[Records from a dataset]
......

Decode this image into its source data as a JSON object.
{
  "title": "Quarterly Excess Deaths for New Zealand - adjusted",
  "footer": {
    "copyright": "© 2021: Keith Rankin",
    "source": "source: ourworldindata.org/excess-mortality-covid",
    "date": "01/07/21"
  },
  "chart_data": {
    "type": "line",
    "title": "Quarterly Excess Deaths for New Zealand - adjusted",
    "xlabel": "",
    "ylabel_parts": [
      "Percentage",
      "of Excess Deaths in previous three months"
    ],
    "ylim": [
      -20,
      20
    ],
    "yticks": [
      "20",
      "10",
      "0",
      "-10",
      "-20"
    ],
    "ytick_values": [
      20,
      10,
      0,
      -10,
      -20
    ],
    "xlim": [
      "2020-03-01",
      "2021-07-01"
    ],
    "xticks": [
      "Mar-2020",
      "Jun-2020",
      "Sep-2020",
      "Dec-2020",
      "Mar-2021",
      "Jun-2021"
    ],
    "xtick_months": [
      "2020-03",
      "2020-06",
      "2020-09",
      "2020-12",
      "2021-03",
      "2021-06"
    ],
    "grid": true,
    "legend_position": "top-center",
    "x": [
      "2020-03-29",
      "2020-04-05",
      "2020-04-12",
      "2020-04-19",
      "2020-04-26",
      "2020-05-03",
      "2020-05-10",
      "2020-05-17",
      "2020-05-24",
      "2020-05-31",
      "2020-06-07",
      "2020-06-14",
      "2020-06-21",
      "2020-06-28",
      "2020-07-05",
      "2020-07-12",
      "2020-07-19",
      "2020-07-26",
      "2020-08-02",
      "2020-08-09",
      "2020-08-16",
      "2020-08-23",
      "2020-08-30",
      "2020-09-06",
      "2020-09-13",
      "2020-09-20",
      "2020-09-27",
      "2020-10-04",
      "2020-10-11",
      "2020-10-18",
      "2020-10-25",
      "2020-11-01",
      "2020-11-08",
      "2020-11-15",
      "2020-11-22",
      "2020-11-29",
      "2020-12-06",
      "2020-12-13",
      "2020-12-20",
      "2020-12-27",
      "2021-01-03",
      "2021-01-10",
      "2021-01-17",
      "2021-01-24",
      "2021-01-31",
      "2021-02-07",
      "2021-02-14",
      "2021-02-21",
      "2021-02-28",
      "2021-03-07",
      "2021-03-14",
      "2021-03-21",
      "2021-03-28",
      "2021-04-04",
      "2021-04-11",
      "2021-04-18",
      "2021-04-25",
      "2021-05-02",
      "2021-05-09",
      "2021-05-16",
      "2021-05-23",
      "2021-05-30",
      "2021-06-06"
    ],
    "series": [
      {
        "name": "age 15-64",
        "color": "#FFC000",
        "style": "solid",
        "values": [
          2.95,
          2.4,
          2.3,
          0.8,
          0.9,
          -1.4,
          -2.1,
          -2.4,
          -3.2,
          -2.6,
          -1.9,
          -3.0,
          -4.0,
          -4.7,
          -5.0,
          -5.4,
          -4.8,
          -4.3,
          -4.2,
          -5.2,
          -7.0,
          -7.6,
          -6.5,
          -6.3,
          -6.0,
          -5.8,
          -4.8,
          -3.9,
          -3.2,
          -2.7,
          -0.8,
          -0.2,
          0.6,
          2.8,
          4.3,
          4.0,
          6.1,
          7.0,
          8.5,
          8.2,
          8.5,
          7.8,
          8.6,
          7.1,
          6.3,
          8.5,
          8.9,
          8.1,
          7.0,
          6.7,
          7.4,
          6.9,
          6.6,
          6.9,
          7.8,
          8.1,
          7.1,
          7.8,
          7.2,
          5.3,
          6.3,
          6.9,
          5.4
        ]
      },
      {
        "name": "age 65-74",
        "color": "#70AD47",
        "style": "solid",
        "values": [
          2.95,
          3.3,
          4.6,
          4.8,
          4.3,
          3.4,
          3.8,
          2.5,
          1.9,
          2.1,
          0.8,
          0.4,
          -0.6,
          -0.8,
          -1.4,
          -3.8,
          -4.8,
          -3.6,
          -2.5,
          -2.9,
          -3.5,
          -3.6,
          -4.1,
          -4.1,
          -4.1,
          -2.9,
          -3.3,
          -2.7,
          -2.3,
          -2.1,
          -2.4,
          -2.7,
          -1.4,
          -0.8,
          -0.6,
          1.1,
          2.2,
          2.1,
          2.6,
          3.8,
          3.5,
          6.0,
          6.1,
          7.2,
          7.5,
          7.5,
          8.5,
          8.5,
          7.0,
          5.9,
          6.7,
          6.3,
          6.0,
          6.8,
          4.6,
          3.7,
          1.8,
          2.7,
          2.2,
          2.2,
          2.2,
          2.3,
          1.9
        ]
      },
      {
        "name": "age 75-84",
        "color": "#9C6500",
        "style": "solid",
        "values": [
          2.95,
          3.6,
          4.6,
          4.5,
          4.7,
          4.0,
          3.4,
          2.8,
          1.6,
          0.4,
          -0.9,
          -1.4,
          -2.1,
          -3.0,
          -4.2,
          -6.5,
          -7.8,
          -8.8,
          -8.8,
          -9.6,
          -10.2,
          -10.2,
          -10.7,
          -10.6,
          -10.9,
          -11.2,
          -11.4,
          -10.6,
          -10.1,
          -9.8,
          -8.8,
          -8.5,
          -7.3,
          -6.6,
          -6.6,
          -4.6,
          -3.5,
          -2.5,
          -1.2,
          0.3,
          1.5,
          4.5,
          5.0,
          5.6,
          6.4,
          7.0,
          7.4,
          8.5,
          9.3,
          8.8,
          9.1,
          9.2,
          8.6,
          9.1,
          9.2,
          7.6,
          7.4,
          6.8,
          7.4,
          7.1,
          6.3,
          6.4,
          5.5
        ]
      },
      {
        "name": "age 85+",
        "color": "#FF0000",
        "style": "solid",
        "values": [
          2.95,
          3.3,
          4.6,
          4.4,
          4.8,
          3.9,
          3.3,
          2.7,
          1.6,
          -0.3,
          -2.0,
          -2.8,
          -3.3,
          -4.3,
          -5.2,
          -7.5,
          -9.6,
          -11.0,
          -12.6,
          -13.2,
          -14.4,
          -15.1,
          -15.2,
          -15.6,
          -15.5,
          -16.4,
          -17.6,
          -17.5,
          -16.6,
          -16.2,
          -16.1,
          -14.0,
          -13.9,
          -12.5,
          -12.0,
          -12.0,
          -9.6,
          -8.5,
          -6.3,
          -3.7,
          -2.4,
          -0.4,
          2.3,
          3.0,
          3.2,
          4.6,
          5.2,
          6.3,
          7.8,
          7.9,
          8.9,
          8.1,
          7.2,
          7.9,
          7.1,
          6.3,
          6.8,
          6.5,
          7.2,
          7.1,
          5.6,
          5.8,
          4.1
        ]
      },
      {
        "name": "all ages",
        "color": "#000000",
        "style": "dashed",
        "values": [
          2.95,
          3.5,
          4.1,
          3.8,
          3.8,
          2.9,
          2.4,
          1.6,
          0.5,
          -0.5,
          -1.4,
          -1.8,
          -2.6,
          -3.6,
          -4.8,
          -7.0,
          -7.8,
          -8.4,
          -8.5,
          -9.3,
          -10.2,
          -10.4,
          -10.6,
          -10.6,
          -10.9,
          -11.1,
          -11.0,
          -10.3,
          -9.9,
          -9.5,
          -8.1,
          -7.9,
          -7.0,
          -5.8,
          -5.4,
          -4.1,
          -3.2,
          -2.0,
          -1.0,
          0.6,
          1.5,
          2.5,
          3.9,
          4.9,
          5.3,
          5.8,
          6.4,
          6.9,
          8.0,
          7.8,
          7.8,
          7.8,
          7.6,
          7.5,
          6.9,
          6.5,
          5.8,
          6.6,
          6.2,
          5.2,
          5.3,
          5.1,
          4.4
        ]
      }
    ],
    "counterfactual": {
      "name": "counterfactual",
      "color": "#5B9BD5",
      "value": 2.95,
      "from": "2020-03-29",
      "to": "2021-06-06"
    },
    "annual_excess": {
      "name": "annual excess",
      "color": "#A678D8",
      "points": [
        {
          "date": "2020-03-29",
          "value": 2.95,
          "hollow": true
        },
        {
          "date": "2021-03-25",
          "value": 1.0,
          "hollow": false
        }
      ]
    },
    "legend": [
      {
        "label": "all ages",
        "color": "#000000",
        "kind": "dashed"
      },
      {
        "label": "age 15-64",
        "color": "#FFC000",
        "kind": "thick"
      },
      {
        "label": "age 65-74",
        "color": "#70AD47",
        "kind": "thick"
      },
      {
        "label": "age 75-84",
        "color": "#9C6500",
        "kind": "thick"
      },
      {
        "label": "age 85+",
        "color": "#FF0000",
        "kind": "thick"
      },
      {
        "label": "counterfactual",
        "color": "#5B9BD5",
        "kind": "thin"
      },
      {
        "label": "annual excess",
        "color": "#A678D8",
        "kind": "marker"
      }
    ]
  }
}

......

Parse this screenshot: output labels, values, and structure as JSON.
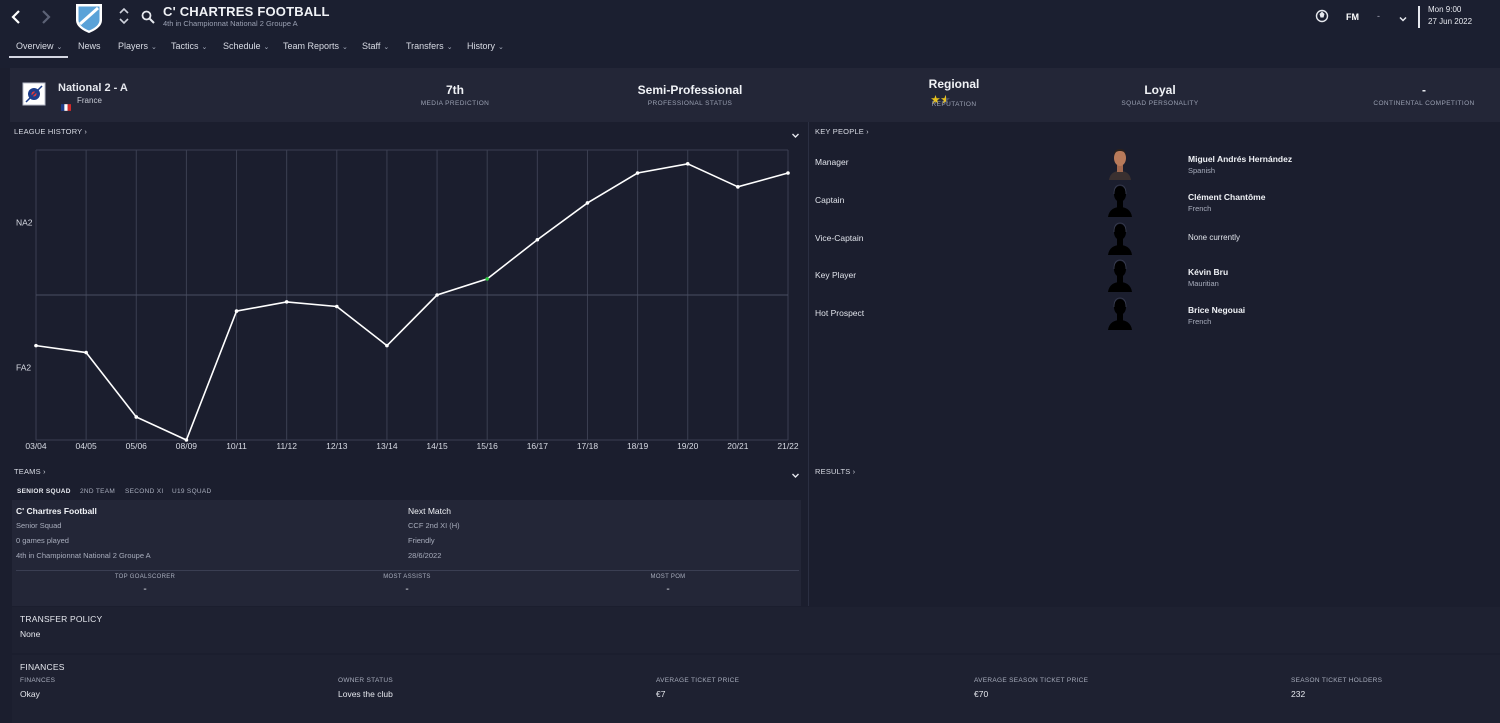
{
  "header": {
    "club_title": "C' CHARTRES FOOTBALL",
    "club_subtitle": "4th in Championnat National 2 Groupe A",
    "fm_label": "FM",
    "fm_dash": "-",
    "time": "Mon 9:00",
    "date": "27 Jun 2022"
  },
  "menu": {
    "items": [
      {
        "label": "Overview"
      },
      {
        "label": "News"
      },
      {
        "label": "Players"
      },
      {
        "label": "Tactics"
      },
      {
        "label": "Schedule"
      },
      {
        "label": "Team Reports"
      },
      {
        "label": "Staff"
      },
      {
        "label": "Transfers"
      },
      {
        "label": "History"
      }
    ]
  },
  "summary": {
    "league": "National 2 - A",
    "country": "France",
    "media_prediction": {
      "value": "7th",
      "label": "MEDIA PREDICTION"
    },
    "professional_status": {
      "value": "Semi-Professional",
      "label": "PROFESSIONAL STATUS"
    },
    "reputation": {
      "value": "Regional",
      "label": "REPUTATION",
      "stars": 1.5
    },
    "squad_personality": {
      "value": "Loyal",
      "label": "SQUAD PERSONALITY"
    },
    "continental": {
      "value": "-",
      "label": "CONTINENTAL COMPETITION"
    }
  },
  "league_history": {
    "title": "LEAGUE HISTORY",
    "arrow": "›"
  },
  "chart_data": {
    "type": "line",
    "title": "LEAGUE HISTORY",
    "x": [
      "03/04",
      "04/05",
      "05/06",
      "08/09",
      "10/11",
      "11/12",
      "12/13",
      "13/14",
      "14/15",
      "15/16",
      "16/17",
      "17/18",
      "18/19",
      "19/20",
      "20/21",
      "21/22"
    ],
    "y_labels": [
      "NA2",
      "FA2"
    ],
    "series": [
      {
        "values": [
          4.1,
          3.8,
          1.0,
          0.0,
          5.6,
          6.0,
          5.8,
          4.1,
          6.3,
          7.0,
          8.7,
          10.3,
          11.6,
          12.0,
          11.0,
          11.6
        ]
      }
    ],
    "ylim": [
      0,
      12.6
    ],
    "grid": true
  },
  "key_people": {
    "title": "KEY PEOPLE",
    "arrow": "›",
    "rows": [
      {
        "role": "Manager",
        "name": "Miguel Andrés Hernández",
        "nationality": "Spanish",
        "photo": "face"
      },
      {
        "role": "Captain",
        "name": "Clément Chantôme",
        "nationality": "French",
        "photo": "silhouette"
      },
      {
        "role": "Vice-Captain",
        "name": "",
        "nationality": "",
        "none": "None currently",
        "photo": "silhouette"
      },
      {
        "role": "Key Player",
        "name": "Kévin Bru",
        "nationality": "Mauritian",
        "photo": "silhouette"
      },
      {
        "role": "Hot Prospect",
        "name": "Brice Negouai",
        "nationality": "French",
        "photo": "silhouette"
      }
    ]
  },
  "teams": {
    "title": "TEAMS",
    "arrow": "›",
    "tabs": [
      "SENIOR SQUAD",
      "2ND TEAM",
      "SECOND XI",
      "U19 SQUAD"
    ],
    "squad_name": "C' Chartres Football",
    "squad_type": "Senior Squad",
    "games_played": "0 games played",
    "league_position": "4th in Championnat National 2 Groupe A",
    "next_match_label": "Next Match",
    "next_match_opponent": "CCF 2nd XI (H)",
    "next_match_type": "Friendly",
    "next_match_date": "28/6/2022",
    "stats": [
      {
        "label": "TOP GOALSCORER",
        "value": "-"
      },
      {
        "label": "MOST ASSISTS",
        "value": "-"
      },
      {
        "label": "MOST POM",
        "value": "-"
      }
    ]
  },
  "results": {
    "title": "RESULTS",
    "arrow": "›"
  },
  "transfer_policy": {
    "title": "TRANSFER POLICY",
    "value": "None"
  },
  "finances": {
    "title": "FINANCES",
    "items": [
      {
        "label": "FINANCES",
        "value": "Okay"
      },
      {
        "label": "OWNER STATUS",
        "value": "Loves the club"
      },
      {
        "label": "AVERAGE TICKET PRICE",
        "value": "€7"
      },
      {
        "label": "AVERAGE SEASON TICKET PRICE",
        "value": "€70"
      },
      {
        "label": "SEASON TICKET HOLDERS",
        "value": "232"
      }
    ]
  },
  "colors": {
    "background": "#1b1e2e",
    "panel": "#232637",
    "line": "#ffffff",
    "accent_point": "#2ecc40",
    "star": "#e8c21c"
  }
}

......

PROBLEM TO SOLVE: Count the lines that include the word "Zealand" and state the result as a bare number.

FINISHED EXERCISE: 2